*TASK DESCRIPTION:* Return every line of the material exactly.
— START OF LISTING —
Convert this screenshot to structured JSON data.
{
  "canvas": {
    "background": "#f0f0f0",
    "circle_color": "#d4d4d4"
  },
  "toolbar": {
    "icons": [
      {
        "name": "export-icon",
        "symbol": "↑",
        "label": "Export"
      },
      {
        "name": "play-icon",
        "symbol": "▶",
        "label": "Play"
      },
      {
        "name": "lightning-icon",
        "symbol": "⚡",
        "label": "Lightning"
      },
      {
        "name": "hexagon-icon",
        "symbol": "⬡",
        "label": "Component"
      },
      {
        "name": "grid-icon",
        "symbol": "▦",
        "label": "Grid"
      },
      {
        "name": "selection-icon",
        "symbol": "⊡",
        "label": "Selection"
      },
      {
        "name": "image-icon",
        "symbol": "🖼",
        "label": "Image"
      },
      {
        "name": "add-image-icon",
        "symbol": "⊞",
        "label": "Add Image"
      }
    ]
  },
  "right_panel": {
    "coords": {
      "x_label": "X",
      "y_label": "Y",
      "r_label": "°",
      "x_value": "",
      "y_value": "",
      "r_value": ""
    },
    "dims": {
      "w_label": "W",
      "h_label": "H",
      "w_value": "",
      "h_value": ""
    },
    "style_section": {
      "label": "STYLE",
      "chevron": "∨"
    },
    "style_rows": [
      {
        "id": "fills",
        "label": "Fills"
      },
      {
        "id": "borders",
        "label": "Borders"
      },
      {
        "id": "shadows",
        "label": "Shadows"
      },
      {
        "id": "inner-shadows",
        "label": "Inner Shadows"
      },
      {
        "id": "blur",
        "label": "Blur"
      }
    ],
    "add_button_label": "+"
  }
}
— END OF LISTING —
*EXERCISE RESULT:*
Convert this screenshot to structured JSON data.
{
  "canvas": {
    "background": "#f0f0f0",
    "circle_color": "#d4d4d4"
  },
  "toolbar": {
    "icons": [
      {
        "name": "export-icon",
        "symbol": "↑",
        "label": "Export"
      },
      {
        "name": "play-icon",
        "symbol": "▶",
        "label": "Play"
      },
      {
        "name": "lightning-icon",
        "symbol": "⚡",
        "label": "Lightning"
      },
      {
        "name": "hexagon-icon",
        "symbol": "⬡",
        "label": "Component"
      },
      {
        "name": "grid-icon",
        "symbol": "▦",
        "label": "Grid"
      },
      {
        "name": "selection-icon",
        "symbol": "⊡",
        "label": "Selection"
      },
      {
        "name": "image-icon",
        "symbol": "🖼",
        "label": "Image"
      },
      {
        "name": "add-image-icon",
        "symbol": "⊞",
        "label": "Add Image"
      }
    ]
  },
  "right_panel": {
    "coords": {
      "x_label": "X",
      "y_label": "Y",
      "r_label": "°",
      "x_value": "",
      "y_value": "",
      "r_value": ""
    },
    "dims": {
      "w_label": "W",
      "h_label": "H",
      "w_value": "",
      "h_value": ""
    },
    "style_section": {
      "label": "STYLE",
      "chevron": "∨"
    },
    "style_rows": [
      {
        "id": "fills",
        "label": "Fills"
      },
      {
        "id": "borders",
        "label": "Borders"
      },
      {
        "id": "shadows",
        "label": "Shadows"
      },
      {
        "id": "inner-shadows",
        "label": "Inner Shadows"
      },
      {
        "id": "blur",
        "label": "Blur"
      }
    ],
    "add_button_label": "+"
  }
}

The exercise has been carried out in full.